Extracted records

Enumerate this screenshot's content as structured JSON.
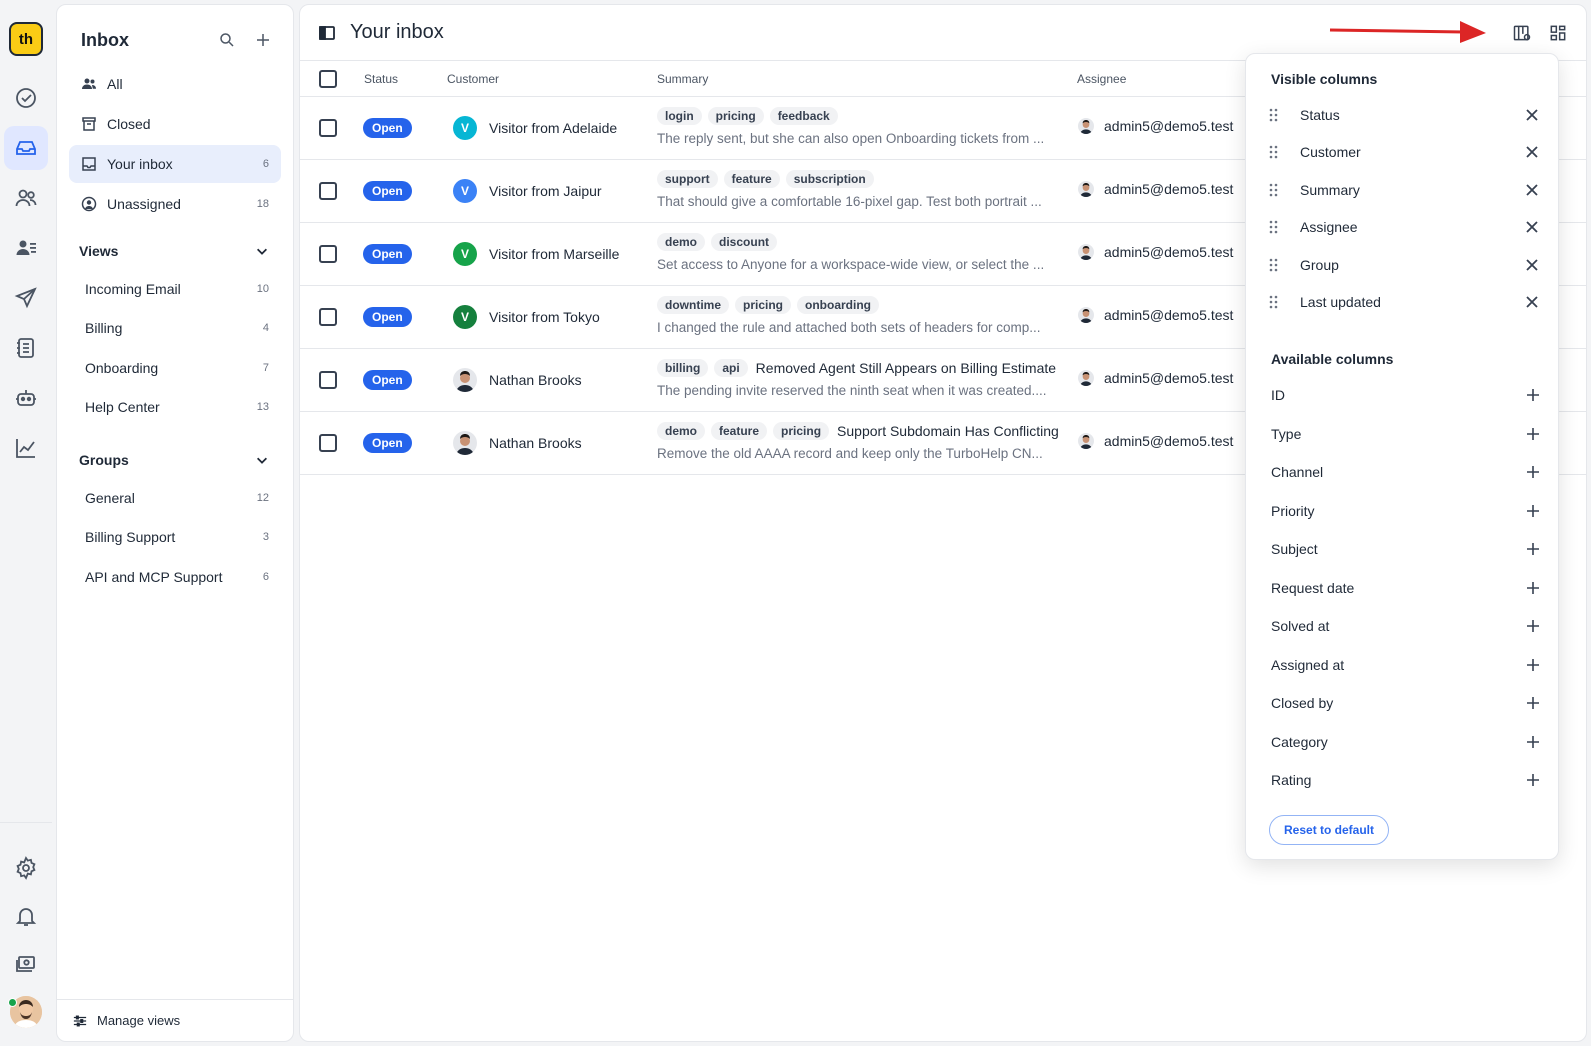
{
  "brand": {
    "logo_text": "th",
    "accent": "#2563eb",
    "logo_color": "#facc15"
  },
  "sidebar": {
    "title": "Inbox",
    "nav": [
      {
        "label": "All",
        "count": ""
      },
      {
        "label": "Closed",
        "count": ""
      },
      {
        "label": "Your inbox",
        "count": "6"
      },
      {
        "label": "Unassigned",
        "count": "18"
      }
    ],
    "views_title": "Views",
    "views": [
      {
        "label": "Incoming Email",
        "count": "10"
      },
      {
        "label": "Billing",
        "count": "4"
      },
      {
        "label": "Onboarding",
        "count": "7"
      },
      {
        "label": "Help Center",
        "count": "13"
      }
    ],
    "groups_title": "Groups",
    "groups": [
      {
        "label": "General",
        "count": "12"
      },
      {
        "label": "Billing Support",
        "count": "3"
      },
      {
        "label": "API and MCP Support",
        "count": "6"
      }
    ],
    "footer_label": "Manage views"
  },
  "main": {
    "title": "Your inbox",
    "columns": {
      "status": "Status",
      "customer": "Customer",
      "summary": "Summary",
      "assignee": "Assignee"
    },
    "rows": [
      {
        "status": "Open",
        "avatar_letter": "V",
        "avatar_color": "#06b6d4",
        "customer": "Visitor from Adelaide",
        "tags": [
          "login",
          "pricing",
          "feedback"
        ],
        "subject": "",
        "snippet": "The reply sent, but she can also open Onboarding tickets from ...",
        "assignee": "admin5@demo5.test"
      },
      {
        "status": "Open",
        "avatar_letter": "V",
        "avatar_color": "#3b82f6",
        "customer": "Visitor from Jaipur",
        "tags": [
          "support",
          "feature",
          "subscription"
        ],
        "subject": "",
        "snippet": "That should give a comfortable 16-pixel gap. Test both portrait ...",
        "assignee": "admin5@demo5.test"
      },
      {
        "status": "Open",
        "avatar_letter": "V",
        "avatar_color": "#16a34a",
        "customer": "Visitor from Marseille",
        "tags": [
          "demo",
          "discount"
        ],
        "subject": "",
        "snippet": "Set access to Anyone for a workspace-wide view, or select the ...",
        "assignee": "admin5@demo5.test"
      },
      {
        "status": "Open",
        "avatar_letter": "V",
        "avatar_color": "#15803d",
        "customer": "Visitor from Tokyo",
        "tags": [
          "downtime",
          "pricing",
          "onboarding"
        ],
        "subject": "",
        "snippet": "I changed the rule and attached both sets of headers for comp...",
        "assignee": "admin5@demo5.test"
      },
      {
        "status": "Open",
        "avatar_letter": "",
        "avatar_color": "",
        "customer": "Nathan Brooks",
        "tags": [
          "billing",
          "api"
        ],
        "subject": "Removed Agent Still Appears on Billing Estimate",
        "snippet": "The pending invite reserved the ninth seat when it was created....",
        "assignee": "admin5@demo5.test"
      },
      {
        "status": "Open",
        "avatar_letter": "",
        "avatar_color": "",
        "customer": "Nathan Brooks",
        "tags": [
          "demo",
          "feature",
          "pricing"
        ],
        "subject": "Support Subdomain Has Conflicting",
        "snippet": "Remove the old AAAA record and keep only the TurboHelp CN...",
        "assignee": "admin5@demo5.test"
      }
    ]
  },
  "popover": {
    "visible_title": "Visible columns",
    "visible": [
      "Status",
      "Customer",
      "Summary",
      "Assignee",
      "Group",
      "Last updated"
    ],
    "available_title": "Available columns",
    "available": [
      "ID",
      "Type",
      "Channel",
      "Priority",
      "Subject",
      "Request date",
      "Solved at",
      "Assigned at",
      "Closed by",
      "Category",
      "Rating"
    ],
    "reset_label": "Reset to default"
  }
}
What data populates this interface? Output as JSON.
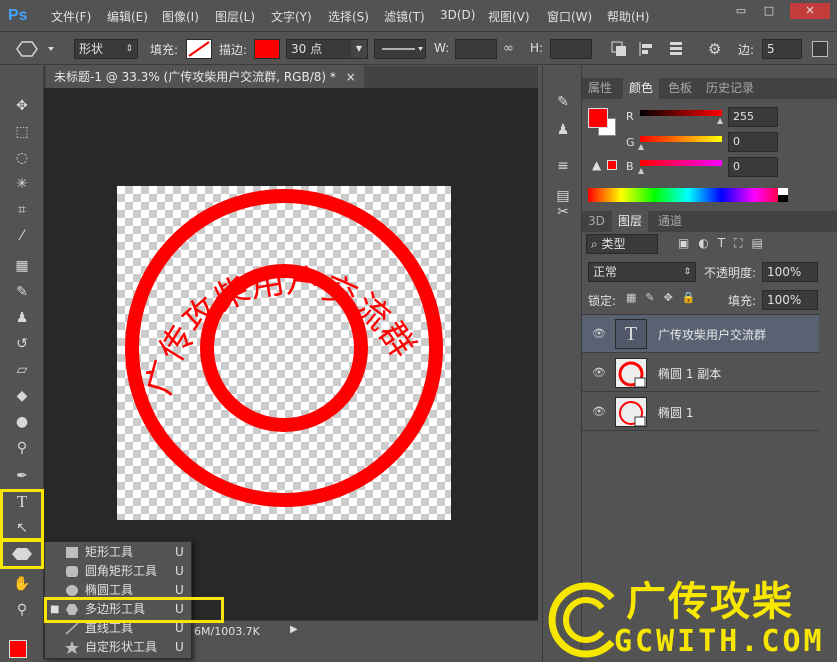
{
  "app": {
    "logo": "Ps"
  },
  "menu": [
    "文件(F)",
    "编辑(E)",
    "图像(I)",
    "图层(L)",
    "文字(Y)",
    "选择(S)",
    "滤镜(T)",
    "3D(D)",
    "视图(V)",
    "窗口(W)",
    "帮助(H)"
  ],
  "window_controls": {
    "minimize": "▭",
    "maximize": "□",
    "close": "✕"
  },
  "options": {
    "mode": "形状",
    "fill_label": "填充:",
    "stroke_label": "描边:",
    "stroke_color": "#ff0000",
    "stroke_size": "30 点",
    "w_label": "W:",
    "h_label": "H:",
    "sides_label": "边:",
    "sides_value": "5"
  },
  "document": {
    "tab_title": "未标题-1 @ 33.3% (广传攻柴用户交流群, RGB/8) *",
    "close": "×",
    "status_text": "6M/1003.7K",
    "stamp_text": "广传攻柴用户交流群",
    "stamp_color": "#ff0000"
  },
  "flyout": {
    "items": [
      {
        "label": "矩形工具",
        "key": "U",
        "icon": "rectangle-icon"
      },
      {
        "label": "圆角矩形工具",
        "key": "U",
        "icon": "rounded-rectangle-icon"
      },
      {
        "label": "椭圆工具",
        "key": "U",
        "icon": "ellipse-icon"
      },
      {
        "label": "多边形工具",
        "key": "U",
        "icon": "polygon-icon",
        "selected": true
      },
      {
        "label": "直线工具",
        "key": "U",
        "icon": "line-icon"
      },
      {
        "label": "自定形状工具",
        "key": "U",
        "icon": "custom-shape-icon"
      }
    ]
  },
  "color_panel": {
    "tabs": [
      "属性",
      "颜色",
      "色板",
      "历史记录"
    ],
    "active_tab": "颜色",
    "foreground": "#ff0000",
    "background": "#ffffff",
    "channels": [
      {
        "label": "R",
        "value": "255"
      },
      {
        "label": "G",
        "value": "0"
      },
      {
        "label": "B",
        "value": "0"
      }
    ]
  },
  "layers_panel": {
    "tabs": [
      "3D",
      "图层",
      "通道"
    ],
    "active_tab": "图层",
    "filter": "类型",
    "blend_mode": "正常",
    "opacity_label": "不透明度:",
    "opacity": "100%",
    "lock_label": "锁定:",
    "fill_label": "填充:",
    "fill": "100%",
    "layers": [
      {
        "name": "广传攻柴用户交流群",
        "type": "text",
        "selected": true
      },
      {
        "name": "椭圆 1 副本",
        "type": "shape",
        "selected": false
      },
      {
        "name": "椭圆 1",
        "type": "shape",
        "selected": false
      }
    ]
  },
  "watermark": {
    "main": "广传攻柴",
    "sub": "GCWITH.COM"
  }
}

#### Task objective
Reproduce the material word for word. Any pictures should be left out of the copy.

#### The result
Enumerate this screenshot's content as structured JSON.
{
  "brand": {
    "logo_text": "th",
    "accent": "#2563eb",
    "logo_color": "#facc15"
  },
  "sidebar": {
    "title": "Inbox",
    "nav": [
      {
        "label": "All",
        "count": ""
      },
      {
        "label": "Closed",
        "count": ""
      },
      {
        "label": "Your inbox",
        "count": "6"
      },
      {
        "label": "Unassigned",
        "count": "18"
      }
    ],
    "views_title": "Views",
    "views": [
      {
        "label": "Incoming Email",
        "count": "10"
      },
      {
        "label": "Billing",
        "count": "4"
      },
      {
        "label": "Onboarding",
        "count": "7"
      },
      {
        "label": "Help Center",
        "count": "13"
      }
    ],
    "groups_title": "Groups",
    "groups": [
      {
        "label": "General",
        "count": "12"
      },
      {
        "label": "Billing Support",
        "count": "3"
      },
      {
        "label": "API and MCP Support",
        "count": "6"
      }
    ],
    "footer_label": "Manage views"
  },
  "main": {
    "title": "Your inbox",
    "columns": {
      "status": "Status",
      "customer": "Customer",
      "summary": "Summary",
      "assignee": "Assignee"
    },
    "rows": [
      {
        "status": "Open",
        "avatar_letter": "V",
        "avatar_color": "#06b6d4",
        "customer": "Visitor from Adelaide",
        "tags": [
          "login",
          "pricing",
          "feedback"
        ],
        "subject": "",
        "snippet": "The reply sent, but she can also open Onboarding tickets from ...",
        "assignee": "admin5@demo5.test"
      },
      {
        "status": "Open",
        "avatar_letter": "V",
        "avatar_color": "#3b82f6",
        "customer": "Visitor from Jaipur",
        "tags": [
          "support",
          "feature",
          "subscription"
        ],
        "subject": "",
        "snippet": "That should give a comfortable 16-pixel gap. Test both portrait ...",
        "assignee": "admin5@demo5.test"
      },
      {
        "status": "Open",
        "avatar_letter": "V",
        "avatar_color": "#16a34a",
        "customer": "Visitor from Marseille",
        "tags": [
          "demo",
          "discount"
        ],
        "subject": "",
        "snippet": "Set access to Anyone for a workspace-wide view, or select the ...",
        "assignee": "admin5@demo5.test"
      },
      {
        "status": "Open",
        "avatar_letter": "V",
        "avatar_color": "#15803d",
        "customer": "Visitor from Tokyo",
        "tags": [
          "downtime",
          "pricing",
          "onboarding"
        ],
        "subject": "",
        "snippet": "I changed the rule and attached both sets of headers for comp...",
        "assignee": "admin5@demo5.test"
      },
      {
        "status": "Open",
        "avatar_letter": "",
        "avatar_color": "",
        "customer": "Nathan Brooks",
        "tags": [
          "billing",
          "api"
        ],
        "subject": "Removed Agent Still Appears on Billing Estimate",
        "snippet": "The pending invite reserved the ninth seat when it was created....",
        "assignee": "admin5@demo5.test"
      },
      {
        "status": "Open",
        "avatar_letter": "",
        "avatar_color": "",
        "customer": "Nathan Brooks",
        "tags": [
          "demo",
          "feature",
          "pricing"
        ],
        "subject": "Support Subdomain Has Conflicting",
        "snippet": "Remove the old AAAA record and keep only the TurboHelp CN...",
        "assignee": "admin5@demo5.test"
      }
    ]
  },
  "popover": {
    "visible_title": "Visible columns",
    "visible": [
      "Status",
      "Customer",
      "Summary",
      "Assignee",
      "Group",
      "Last updated"
    ],
    "available_title": "Available columns",
    "available": [
      "ID",
      "Type",
      "Channel",
      "Priority",
      "Subject",
      "Request date",
      "Solved at",
      "Assigned at",
      "Closed by",
      "Category",
      "Rating"
    ],
    "reset_label": "Reset to default"
  }
}
What data populates this interface? Output as JSON.
{
  "app": {
    "logo": "Ps"
  },
  "menu": [
    "文件(F)",
    "编辑(E)",
    "图像(I)",
    "图层(L)",
    "文字(Y)",
    "选择(S)",
    "滤镜(T)",
    "3D(D)",
    "视图(V)",
    "窗口(W)",
    "帮助(H)"
  ],
  "window_controls": {
    "minimize": "▭",
    "maximize": "□",
    "close": "✕"
  },
  "options": {
    "mode": "形状",
    "fill_label": "填充:",
    "stroke_label": "描边:",
    "stroke_color": "#ff0000",
    "stroke_size": "30 点",
    "w_label": "W:",
    "h_label": "H:",
    "sides_label": "边:",
    "sides_value": "5"
  },
  "document": {
    "tab_title": "未标题-1 @ 33.3% (广传攻柴用户交流群, RGB/8) *",
    "close": "×",
    "status_text": "6M/1003.7K",
    "stamp_text": "广传攻柴用户交流群",
    "stamp_color": "#ff0000"
  },
  "flyout": {
    "items": [
      {
        "label": "矩形工具",
        "key": "U",
        "icon": "rectangle-icon"
      },
      {
        "label": "圆角矩形工具",
        "key": "U",
        "icon": "rounded-rectangle-icon"
      },
      {
        "label": "椭圆工具",
        "key": "U",
        "icon": "ellipse-icon"
      },
      {
        "label": "多边形工具",
        "key": "U",
        "icon": "polygon-icon",
        "selected": true
      },
      {
        "label": "直线工具",
        "key": "U",
        "icon": "line-icon"
      },
      {
        "label": "自定形状工具",
        "key": "U",
        "icon": "custom-shape-icon"
      }
    ]
  },
  "color_panel": {
    "tabs": [
      "属性",
      "颜色",
      "色板",
      "历史记录"
    ],
    "active_tab": "颜色",
    "foreground": "#ff0000",
    "background": "#ffffff",
    "channels": [
      {
        "label": "R",
        "value": "255"
      },
      {
        "label": "G",
        "value": "0"
      },
      {
        "label": "B",
        "value": "0"
      }
    ]
  },
  "layers_panel": {
    "tabs": [
      "3D",
      "图层",
      "通道"
    ],
    "active_tab": "图层",
    "filter": "类型",
    "blend_mode": "正常",
    "opacity_label": "不透明度:",
    "opacity": "100%",
    "lock_label": "锁定:",
    "fill_label": "填充:",
    "fill": "100%",
    "layers": [
      {
        "name": "广传攻柴用户交流群",
        "type": "text",
        "selected": true
      },
      {
        "name": "椭圆 1 副本",
        "type": "shape",
        "selected": false
      },
      {
        "name": "椭圆 1",
        "type": "shape",
        "selected": false
      }
    ]
  },
  "watermark": {
    "main": "广传攻柴",
    "sub": "GCWITH.COM"
  }
}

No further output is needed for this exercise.